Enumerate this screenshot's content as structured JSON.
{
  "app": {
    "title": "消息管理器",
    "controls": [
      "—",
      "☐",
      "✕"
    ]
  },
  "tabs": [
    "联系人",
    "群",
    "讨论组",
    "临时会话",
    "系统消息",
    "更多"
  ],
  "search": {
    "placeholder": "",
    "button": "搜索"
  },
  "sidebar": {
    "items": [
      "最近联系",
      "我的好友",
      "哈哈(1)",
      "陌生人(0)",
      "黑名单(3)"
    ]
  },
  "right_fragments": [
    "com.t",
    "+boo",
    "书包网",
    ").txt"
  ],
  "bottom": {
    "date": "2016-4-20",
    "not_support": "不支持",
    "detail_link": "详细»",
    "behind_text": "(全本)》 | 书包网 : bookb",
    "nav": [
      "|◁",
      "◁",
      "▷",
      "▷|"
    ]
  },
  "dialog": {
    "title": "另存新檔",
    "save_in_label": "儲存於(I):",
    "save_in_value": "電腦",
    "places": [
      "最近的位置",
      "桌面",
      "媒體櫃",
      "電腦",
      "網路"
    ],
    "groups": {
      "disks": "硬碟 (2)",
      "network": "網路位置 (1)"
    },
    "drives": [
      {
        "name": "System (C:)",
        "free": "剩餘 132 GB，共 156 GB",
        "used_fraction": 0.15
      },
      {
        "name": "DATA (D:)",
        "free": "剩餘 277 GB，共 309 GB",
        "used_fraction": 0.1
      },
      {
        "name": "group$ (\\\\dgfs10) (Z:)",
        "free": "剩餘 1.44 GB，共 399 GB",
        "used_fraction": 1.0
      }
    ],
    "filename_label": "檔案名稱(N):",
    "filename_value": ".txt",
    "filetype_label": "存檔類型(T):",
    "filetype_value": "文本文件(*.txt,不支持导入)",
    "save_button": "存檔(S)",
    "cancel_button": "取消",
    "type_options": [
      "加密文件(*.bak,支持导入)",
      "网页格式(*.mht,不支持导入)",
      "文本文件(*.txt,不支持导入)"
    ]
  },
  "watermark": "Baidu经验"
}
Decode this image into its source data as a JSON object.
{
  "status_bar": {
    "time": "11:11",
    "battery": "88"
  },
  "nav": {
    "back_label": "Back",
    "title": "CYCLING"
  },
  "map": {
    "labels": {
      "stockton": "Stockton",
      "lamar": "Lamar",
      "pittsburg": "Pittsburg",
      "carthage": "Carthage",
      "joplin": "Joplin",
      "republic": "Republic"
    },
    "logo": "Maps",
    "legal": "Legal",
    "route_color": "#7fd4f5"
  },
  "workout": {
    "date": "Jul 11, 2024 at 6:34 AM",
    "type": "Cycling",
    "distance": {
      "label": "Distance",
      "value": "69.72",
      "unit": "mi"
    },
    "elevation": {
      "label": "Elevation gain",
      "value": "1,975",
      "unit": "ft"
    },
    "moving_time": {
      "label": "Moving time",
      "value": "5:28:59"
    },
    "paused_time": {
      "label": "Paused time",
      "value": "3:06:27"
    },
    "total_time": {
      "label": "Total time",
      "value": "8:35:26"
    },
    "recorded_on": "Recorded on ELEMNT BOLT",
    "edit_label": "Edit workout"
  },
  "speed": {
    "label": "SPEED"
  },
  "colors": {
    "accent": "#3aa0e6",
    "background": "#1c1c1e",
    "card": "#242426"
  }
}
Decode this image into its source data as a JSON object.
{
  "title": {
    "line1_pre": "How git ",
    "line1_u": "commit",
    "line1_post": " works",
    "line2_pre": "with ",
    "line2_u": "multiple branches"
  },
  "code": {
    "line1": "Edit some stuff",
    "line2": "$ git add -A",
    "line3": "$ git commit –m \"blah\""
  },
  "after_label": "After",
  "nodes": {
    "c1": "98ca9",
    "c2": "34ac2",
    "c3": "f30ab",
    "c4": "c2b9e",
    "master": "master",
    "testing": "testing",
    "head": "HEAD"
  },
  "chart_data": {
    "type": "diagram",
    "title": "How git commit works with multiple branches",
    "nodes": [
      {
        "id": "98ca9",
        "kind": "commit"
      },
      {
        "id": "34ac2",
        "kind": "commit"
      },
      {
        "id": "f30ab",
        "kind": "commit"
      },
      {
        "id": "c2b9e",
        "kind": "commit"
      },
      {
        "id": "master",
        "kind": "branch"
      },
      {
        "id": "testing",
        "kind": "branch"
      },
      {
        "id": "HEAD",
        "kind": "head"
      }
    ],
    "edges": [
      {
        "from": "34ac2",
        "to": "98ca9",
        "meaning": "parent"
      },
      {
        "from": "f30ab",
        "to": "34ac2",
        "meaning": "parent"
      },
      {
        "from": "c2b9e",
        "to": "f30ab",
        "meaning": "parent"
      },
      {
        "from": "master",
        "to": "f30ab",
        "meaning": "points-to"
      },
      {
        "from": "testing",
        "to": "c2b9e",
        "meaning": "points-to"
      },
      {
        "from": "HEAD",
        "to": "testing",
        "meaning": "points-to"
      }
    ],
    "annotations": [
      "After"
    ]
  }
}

###

### [Task goal]
Repeat the lines above exactly.

### [Correct response]
Enumerate this screenshot's content as structured JSON.
{
  "app": {
    "title": "消息管理器",
    "controls": [
      "—",
      "☐",
      "✕"
    ]
  },
  "tabs": [
    "联系人",
    "群",
    "讨论组",
    "临时会话",
    "系统消息",
    "更多"
  ],
  "search": {
    "placeholder": "",
    "button": "搜索"
  },
  "sidebar": {
    "items": [
      "最近联系",
      "我的好友",
      "哈哈(1)",
      "陌生人(0)",
      "黑名单(3)"
    ]
  },
  "right_fragments": [
    "com.t",
    "+boo",
    "书包网",
    ").txt"
  ],
  "bottom": {
    "date": "2016-4-20",
    "not_support": "不支持",
    "detail_link": "详细»",
    "behind_text": "(全本)》 | 书包网 : bookb",
    "nav": [
      "|◁",
      "◁",
      "▷",
      "▷|"
    ]
  },
  "dialog": {
    "title": "另存新檔",
    "save_in_label": "儲存於(I):",
    "save_in_value": "電腦",
    "places": [
      "最近的位置",
      "桌面",
      "媒體櫃",
      "電腦",
      "網路"
    ],
    "groups": {
      "disks": "硬碟 (2)",
      "network": "網路位置 (1)"
    },
    "drives": [
      {
        "name": "System (C:)",
        "free": "剩餘 132 GB，共 156 GB",
        "used_fraction": 0.15
      },
      {
        "name": "DATA (D:)",
        "free": "剩餘 277 GB，共 309 GB",
        "used_fraction": 0.1
      },
      {
        "name": "group$ (\\\\dgfs10) (Z:)",
        "free": "剩餘 1.44 GB，共 399 GB",
        "used_fraction": 1.0
      }
    ],
    "filename_label": "檔案名稱(N):",
    "filename_value": ".txt",
    "filetype_label": "存檔類型(T):",
    "filetype_value": "文本文件(*.txt,不支持导入)",
    "save_button": "存檔(S)",
    "cancel_button": "取消",
    "type_options": [
      "加密文件(*.bak,支持导入)",
      "网页格式(*.mht,不支持导入)",
      "文本文件(*.txt,不支持导入)"
    ]
  },
  "watermark": "Baidu经验"
}
Decode this image into its source data as a JSON object.
{
  "status_bar": {
    "time": "11:11",
    "battery": "88"
  },
  "nav": {
    "back_label": "Back",
    "title": "CYCLING"
  },
  "map": {
    "labels": {
      "stockton": "Stockton",
      "lamar": "Lamar",
      "pittsburg": "Pittsburg",
      "carthage": "Carthage",
      "joplin": "Joplin",
      "republic": "Republic"
    },
    "logo": "Maps",
    "legal": "Legal",
    "route_color": "#7fd4f5"
  },
  "workout": {
    "date": "Jul 11, 2024 at 6:34 AM",
    "type": "Cycling",
    "distance": {
      "label": "Distance",
      "value": "69.72",
      "unit": "mi"
    },
    "elevation": {
      "label": "Elevation gain",
      "value": "1,975",
      "unit": "ft"
    },
    "moving_time": {
      "label": "Moving time",
      "value": "5:28:59"
    },
    "paused_time": {
      "label": "Paused time",
      "value": "3:06:27"
    },
    "total_time": {
      "label": "Total time",
      "value": "8:35:26"
    },
    "recorded_on": "Recorded on ELEMNT BOLT",
    "edit_label": "Edit workout"
  },
  "speed": {
    "label": "SPEED"
  },
  "colors": {
    "accent": "#3aa0e6",
    "background": "#1c1c1e",
    "card": "#242426"
  }
}
Decode this image into its source data as a JSON object.
{
  "title": {
    "line1_pre": "How git ",
    "line1_u": "commit",
    "line1_post": " works",
    "line2_pre": "with ",
    "line2_u": "multiple branches"
  },
  "code": {
    "line1": "Edit some stuff",
    "line2": "$ git add -A",
    "line3": "$ git commit –m \"blah\""
  },
  "after_label": "After",
  "nodes": {
    "c1": "98ca9",
    "c2": "34ac2",
    "c3": "f30ab",
    "c4": "c2b9e",
    "master": "master",
    "testing": "testing",
    "head": "HEAD"
  },
  "chart_data": {
    "type": "diagram",
    "title": "How git commit works with multiple branches",
    "nodes": [
      {
        "id": "98ca9",
        "kind": "commit"
      },
      {
        "id": "34ac2",
        "kind": "commit"
      },
      {
        "id": "f30ab",
        "kind": "commit"
      },
      {
        "id": "c2b9e",
        "kind": "commit"
      },
      {
        "id": "master",
        "kind": "branch"
      },
      {
        "id": "testing",
        "kind": "branch"
      },
      {
        "id": "HEAD",
        "kind": "head"
      }
    ],
    "edges": [
      {
        "from": "34ac2",
        "to": "98ca9",
        "meaning": "parent"
      },
      {
        "from": "f30ab",
        "to": "34ac2",
        "meaning": "parent"
      },
      {
        "from": "c2b9e",
        "to": "f30ab",
        "meaning": "parent"
      },
      {
        "from": "master",
        "to": "f30ab",
        "meaning": "points-to"
      },
      {
        "from": "testing",
        "to": "c2b9e",
        "meaning": "points-to"
      },
      {
        "from": "HEAD",
        "to": "testing",
        "meaning": "points-to"
      }
    ],
    "annotations": [
      "After"
    ]
  }
}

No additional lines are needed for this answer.